**Aim:**
Copy each line containing the word "Savaşın" from the records that follow, please.

**Source material:**
>>>

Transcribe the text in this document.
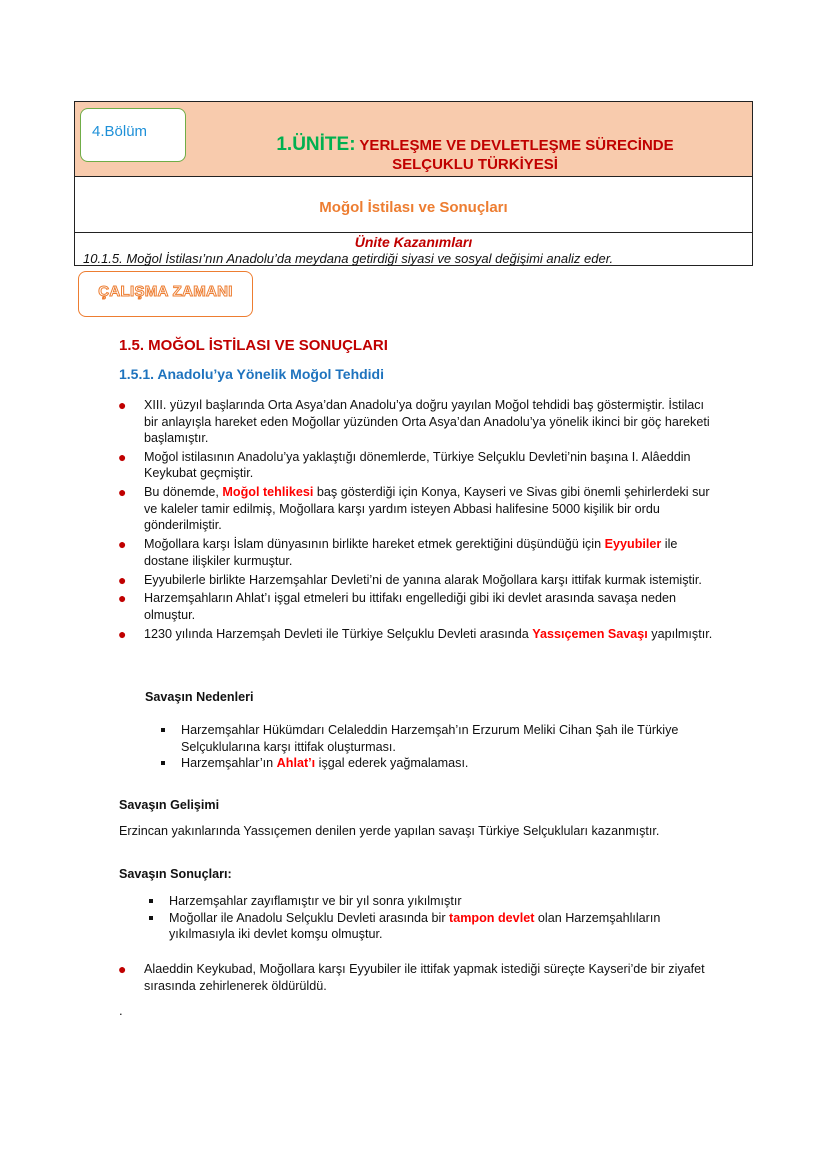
4.Bölüm
1.ÜNİTE: YERLEŞME VE DEVLETLEŞME SÜRECİNDE
SELÇUKLU TÜRKİYESİ
Moğol İstilası ve Sonuçları
Ünite Kazanımları
10.1.5. Moğol İstilası’nın Anadolu’da meydana getirdiği siyasi ve sosyal değişimi analiz eder.
ÇALIŞMA ZAMANI
1.5. MOĞOL İSTİLASI VE SONUÇLARI
1.5.1. Anadolu’ya Yönelik Moğol Tehdidi
● XIII. yüzyıl başlarında Orta Asya’dan Anadolu’ya doğru yayılan Moğol tehdidi baş göstermiştir. İstilacı bir anlayışla hareket eden Moğollar yüzünden Orta Asya’dan Anadolu’ya yönelik ikinci bir göç hareketi başlamıştır.
● Moğol istilasının Anadolu’ya yaklaştığı dönemlerde, Türkiye Selçuklu Devleti’nin başına I. Alâeddin Keykubat geçmiştir.
● Bu dönemde, Moğol tehlikesi baş gösterdiği için Konya, Kayseri ve Sivas gibi önemli şehirlerdeki sur ve kaleler tamir edilmiş, Moğollara karşı yardım isteyen Abbasi halifesine 5000 kişilik bir ordu gönderilmiştir.
● Moğollara karşı İslam dünyasının birlikte hareket etmek gerektiğini düşündüğü için Eyyubiler ile dostane ilişkiler kurmuştur.
● Eyyubilerle birlikte Harzemşahlar Devleti’ni de yanına alarak Moğollara karşı ittifak kurmak istemiştir.
● Harzemşahların Ahlat’ı işgal etmeleri bu ittifakı engellediği gibi iki devlet arasında savaşa neden olmuştur.
● 1230 yılında Harzemşah Devleti ile Türkiye Selçuklu Devleti arasında Yassıçemen Savaşı yapılmıştır.
Savaşın Nedenleri
Harzemşahlar Hükümdarı Celaleddin Harzemşah’ın Erzurum Meliki Cihan Şah ile Türkiye Selçuklularına karşı ittifak oluşturması.
Harzemşahlar’ın Ahlat’ı işgal ederek yağmalaması.
Savaşın Gelişimi
Erzincan yakınlarında Yassıçemen denilen yerde yapılan savaşı Türkiye Selçukluları kazanmıştır.
Savaşın Sonuçları:
Harzemşahlar zayıflamıştır ve bir yıl sonra yıkılmıştır
Moğollar ile Anadolu Selçuklu Devleti arasında bir tampon devlet olan Harzemşahlıların yıkılmasıyla iki devlet komşu olmuştur.
● Alaeddin Keykubad, Moğollara karşı Eyyubiler ile ittifak yapmak istediği süreçte Kayseri’de bir ziyafet sırasında zehirlenerek öldürüldü.
.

<<<

**Solved exercise:**
Savaşın Nedenleri
Savaşın Gelişimi
Savaşın Sonuçları:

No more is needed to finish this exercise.